* **AIM**: The entries below should be transcribed in their entirety, exactly as written.

* **RECORDS PROVIDED**:
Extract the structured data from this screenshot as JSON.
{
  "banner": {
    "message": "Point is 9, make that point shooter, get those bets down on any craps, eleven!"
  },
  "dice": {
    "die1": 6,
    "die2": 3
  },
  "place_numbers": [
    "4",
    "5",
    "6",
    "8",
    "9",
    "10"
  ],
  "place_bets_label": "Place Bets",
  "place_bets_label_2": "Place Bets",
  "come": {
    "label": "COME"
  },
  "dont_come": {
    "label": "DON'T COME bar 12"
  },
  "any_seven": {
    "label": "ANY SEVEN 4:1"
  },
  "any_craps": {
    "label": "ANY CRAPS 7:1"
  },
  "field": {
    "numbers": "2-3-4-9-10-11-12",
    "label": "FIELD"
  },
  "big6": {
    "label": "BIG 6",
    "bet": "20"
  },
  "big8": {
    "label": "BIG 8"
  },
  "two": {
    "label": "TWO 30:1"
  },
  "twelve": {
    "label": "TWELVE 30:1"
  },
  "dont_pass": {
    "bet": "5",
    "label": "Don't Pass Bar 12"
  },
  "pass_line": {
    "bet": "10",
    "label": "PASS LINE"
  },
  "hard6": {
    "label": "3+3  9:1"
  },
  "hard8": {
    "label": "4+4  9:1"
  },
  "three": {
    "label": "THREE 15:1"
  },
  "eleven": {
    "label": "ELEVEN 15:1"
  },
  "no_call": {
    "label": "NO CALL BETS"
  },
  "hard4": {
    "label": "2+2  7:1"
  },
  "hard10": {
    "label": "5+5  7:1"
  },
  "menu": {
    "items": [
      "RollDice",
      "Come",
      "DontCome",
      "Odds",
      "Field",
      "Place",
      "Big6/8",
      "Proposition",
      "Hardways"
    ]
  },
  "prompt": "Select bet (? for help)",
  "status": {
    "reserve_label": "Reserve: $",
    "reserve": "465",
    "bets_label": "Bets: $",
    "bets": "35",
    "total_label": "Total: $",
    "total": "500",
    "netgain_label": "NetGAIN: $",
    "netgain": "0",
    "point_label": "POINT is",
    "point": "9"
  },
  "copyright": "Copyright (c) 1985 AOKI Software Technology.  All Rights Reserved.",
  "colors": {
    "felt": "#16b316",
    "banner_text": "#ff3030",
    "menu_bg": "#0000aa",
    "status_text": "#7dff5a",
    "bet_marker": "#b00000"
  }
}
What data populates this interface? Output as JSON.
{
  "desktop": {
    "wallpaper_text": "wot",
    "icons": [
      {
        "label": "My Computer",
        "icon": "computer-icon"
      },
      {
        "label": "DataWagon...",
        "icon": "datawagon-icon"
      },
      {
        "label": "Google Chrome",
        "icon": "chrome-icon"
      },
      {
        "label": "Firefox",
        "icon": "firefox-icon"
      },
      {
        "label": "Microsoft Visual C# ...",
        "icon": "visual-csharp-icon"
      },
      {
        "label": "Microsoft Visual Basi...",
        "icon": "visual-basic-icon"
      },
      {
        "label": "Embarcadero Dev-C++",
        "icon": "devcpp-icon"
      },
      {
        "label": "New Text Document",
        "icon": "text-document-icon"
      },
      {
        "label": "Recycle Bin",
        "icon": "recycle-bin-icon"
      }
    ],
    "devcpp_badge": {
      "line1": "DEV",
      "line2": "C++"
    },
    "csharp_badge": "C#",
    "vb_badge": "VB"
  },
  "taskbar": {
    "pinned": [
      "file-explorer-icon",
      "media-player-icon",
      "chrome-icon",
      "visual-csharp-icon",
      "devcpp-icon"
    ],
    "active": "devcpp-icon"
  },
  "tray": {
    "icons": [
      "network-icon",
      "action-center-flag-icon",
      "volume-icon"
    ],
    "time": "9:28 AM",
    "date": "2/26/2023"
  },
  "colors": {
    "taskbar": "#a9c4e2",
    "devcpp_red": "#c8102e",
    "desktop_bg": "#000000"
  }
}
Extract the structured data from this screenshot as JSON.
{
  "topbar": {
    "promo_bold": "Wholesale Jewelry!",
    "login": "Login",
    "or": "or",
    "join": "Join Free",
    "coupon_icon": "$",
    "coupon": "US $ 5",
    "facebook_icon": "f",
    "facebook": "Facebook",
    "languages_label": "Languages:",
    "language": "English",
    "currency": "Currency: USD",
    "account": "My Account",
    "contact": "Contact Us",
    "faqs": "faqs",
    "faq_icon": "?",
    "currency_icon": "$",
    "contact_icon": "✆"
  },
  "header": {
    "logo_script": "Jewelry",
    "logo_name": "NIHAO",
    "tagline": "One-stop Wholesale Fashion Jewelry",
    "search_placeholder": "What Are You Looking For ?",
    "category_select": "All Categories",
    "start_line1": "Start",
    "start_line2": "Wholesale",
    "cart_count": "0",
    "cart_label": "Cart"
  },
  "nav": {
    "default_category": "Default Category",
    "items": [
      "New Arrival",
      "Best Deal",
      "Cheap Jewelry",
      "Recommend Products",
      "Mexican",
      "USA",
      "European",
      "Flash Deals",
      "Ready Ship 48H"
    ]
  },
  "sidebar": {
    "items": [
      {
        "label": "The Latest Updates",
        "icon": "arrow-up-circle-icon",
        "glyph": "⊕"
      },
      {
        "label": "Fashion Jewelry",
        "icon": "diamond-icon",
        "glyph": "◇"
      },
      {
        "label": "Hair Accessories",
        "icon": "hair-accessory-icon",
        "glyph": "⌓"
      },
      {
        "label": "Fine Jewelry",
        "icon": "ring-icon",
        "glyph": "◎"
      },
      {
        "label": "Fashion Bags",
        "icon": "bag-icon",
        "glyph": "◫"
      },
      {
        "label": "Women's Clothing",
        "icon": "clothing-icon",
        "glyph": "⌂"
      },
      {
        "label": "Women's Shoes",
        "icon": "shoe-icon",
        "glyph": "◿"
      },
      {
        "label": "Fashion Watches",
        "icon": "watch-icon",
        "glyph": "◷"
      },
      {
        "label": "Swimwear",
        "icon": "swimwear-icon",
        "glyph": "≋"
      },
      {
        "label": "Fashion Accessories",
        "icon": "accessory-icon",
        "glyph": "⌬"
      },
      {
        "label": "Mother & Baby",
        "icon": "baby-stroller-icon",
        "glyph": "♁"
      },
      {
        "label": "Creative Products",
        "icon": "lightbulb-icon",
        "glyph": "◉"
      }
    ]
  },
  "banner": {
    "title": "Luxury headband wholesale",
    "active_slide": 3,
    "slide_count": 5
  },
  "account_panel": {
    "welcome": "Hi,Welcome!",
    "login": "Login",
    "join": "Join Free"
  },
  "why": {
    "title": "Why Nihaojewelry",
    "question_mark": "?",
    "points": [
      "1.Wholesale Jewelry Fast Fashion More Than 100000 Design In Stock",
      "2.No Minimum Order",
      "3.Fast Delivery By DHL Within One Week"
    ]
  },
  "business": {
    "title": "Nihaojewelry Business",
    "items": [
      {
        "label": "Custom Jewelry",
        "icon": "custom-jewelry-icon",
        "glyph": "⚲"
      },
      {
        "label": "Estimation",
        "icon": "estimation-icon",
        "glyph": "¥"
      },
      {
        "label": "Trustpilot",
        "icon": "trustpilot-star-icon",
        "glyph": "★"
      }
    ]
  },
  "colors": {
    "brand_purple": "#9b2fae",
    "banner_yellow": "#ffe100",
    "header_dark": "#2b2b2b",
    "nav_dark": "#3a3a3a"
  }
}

* **SOLUTION TO THE EXERCISE**:
Extract the structured data from this screenshot as JSON.
{
  "banner": {
    "message": "Point is 9, make that point shooter, get those bets down on any craps, eleven!"
  },
  "dice": {
    "die1": 6,
    "die2": 3
  },
  "place_numbers": [
    "4",
    "5",
    "6",
    "8",
    "9",
    "10"
  ],
  "place_bets_label": "Place Bets",
  "place_bets_label_2": "Place Bets",
  "come": {
    "label": "COME"
  },
  "dont_come": {
    "label": "DON'T COME bar 12"
  },
  "any_seven": {
    "label": "ANY SEVEN 4:1"
  },
  "any_craps": {
    "label": "ANY CRAPS 7:1"
  },
  "field": {
    "numbers": "2-3-4-9-10-11-12",
    "label": "FIELD"
  },
  "big6": {
    "label": "BIG 6",
    "bet": "20"
  },
  "big8": {
    "label": "BIG 8"
  },
  "two": {
    "label": "TWO 30:1"
  },
  "twelve": {
    "label": "TWELVE 30:1"
  },
  "dont_pass": {
    "bet": "5",
    "label": "Don't Pass Bar 12"
  },
  "pass_line": {
    "bet": "10",
    "label": "PASS LINE"
  },
  "hard6": {
    "label": "3+3  9:1"
  },
  "hard8": {
    "label": "4+4  9:1"
  },
  "three": {
    "label": "THREE 15:1"
  },
  "eleven": {
    "label": "ELEVEN 15:1"
  },
  "no_call": {
    "label": "NO CALL BETS"
  },
  "hard4": {
    "label": "2+2  7:1"
  },
  "hard10": {
    "label": "5+5  7:1"
  },
  "menu": {
    "items": [
      "RollDice",
      "Come",
      "DontCome",
      "Odds",
      "Field",
      "Place",
      "Big6/8",
      "Proposition",
      "Hardways"
    ]
  },
  "prompt": "Select bet (? for help)",
  "status": {
    "reserve_label": "Reserve: $",
    "reserve": "465",
    "bets_label": "Bets: $",
    "bets": "35",
    "total_label": "Total: $",
    "total": "500",
    "netgain_label": "NetGAIN: $",
    "netgain": "0",
    "point_label": "POINT is",
    "point": "9"
  },
  "copyright": "Copyright (c) 1985 AOKI Software Technology.  All Rights Reserved.",
  "colors": {
    "felt": "#16b316",
    "banner_text": "#ff3030",
    "menu_bg": "#0000aa",
    "status_text": "#7dff5a",
    "bet_marker": "#b00000"
  }
}
What data populates this interface? Output as JSON.
{
  "desktop": {
    "wallpaper_text": "wot",
    "icons": [
      {
        "label": "My Computer",
        "icon": "computer-icon"
      },
      {
        "label": "DataWagon...",
        "icon": "datawagon-icon"
      },
      {
        "label": "Google Chrome",
        "icon": "chrome-icon"
      },
      {
        "label": "Firefox",
        "icon": "firefox-icon"
      },
      {
        "label": "Microsoft Visual C# ...",
        "icon": "visual-csharp-icon"
      },
      {
        "label": "Microsoft Visual Basi...",
        "icon": "visual-basic-icon"
      },
      {
        "label": "Embarcadero Dev-C++",
        "icon": "devcpp-icon"
      },
      {
        "label": "New Text Document",
        "icon": "text-document-icon"
      },
      {
        "label": "Recycle Bin",
        "icon": "recycle-bin-icon"
      }
    ],
    "devcpp_badge": {
      "line1": "DEV",
      "line2": "C++"
    },
    "csharp_badge": "C#",
    "vb_badge": "VB"
  },
  "taskbar": {
    "pinned": [
      "file-explorer-icon",
      "media-player-icon",
      "chrome-icon",
      "visual-csharp-icon",
      "devcpp-icon"
    ],
    "active": "devcpp-icon"
  },
  "tray": {
    "icons": [
      "network-icon",
      "action-center-flag-icon",
      "volume-icon"
    ],
    "time": "9:28 AM",
    "date": "2/26/2023"
  },
  "colors": {
    "taskbar": "#a9c4e2",
    "devcpp_red": "#c8102e",
    "desktop_bg": "#000000"
  }
}
Extract the structured data from this screenshot as JSON.
{
  "topbar": {
    "promo_bold": "Wholesale Jewelry!",
    "login": "Login",
    "or": "or",
    "join": "Join Free",
    "coupon_icon": "$",
    "coupon": "US $ 5",
    "facebook_icon": "f",
    "facebook": "Facebook",
    "languages_label": "Languages:",
    "language": "English",
    "currency": "Currency: USD",
    "account": "My Account",
    "contact": "Contact Us",
    "faqs": "faqs",
    "faq_icon": "?",
    "currency_icon": "$",
    "contact_icon": "✆"
  },
  "header": {
    "logo_script": "Jewelry",
    "logo_name": "NIHAO",
    "tagline": "One-stop Wholesale Fashion Jewelry",
    "search_placeholder": "What Are You Looking For ?",
    "category_select": "All Categories",
    "start_line1": "Start",
    "start_line2": "Wholesale",
    "cart_count": "0",
    "cart_label": "Cart"
  },
  "nav": {
    "default_category": "Default Category",
    "items": [
      "New Arrival",
      "Best Deal",
      "Cheap Jewelry",
      "Recommend Products",
      "Mexican",
      "USA",
      "European",
      "Flash Deals",
      "Ready Ship 48H"
    ]
  },
  "sidebar": {
    "items": [
      {
        "label": "The Latest Updates",
        "icon": "arrow-up-circle-icon",
        "glyph": "⊕"
      },
      {
        "label": "Fashion Jewelry",
        "icon": "diamond-icon",
        "glyph": "◇"
      },
      {
        "label": "Hair Accessories",
        "icon": "hair-accessory-icon",
        "glyph": "⌓"
      },
      {
        "label": "Fine Jewelry",
        "icon": "ring-icon",
        "glyph": "◎"
      },
      {
        "label": "Fashion Bags",
        "icon": "bag-icon",
        "glyph": "◫"
      },
      {
        "label": "Women's Clothing",
        "icon": "clothing-icon",
        "glyph": "⌂"
      },
      {
        "label": "Women's Shoes",
        "icon": "shoe-icon",
        "glyph": "◿"
      },
      {
        "label": "Fashion Watches",
        "icon": "watch-icon",
        "glyph": "◷"
      },
      {
        "label": "Swimwear",
        "icon": "swimwear-icon",
        "glyph": "≋"
      },
      {
        "label": "Fashion Accessories",
        "icon": "accessory-icon",
        "glyph": "⌬"
      },
      {
        "label": "Mother & Baby",
        "icon": "baby-stroller-icon",
        "glyph": "♁"
      },
      {
        "label": "Creative Products",
        "icon": "lightbulb-icon",
        "glyph": "◉"
      }
    ]
  },
  "banner": {
    "title": "Luxury headband wholesale",
    "active_slide": 3,
    "slide_count": 5
  },
  "account_panel": {
    "welcome": "Hi,Welcome!",
    "login": "Login",
    "join": "Join Free"
  },
  "why": {
    "title": "Why Nihaojewelry",
    "question_mark": "?",
    "points": [
      "1.Wholesale Jewelry Fast Fashion More Than 100000 Design In Stock",
      "2.No Minimum Order",
      "3.Fast Delivery By DHL Within One Week"
    ]
  },
  "business": {
    "title": "Nihaojewelry Business",
    "items": [
      {
        "label": "Custom Jewelry",
        "icon": "custom-jewelry-icon",
        "glyph": "⚲"
      },
      {
        "label": "Estimation",
        "icon": "estimation-icon",
        "glyph": "¥"
      },
      {
        "label": "Trustpilot",
        "icon": "trustpilot-star-icon",
        "glyph": "★"
      }
    ]
  },
  "colors": {
    "brand_purple": "#9b2fae",
    "banner_yellow": "#ffe100",
    "header_dark": "#2b2b2b",
    "nav_dark": "#3a3a3a"
  }
}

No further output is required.